Select from the records below every line that has the word "Power" in it.

══ Dataset records ══

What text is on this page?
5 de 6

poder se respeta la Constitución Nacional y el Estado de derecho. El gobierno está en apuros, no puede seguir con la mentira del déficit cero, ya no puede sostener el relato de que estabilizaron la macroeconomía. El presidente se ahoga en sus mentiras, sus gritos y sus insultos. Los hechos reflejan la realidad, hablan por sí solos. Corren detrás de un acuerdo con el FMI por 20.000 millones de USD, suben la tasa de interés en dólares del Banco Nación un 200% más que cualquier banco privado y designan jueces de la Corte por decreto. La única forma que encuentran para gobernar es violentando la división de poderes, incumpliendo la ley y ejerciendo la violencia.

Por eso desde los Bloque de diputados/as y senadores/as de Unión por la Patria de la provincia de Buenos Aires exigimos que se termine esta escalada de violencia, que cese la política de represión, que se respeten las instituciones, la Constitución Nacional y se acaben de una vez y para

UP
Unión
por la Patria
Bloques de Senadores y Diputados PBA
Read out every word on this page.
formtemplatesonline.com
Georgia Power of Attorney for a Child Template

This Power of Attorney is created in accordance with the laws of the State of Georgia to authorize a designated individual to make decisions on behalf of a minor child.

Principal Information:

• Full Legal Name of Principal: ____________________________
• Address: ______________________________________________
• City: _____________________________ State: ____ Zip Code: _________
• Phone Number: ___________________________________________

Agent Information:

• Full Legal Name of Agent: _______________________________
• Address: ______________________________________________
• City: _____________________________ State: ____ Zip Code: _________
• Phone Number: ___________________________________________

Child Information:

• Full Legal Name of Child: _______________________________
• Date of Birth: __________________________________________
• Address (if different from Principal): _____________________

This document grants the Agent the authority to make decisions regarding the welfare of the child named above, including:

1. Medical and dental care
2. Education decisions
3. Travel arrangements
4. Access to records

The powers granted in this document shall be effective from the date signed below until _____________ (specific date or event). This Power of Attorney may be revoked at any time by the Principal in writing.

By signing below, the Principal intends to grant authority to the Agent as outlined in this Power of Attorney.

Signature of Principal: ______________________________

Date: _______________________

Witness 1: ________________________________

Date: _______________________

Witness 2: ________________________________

═══

**Task output**
Georgia Power of Attorney for a Child Template
This Power of Attorney is created in accordance with the laws of the State of Georgia to authorize a designated individual to make decisions on behalf of a minor child.
The powers granted in this document shall be effective from the date signed below until _____________ (specific date or event). This Power of Attorney may be revoked at any time by the Principal in writing.
By signing below, the Principal intends to grant authority to the Agent as outlined in this Power of Attorney.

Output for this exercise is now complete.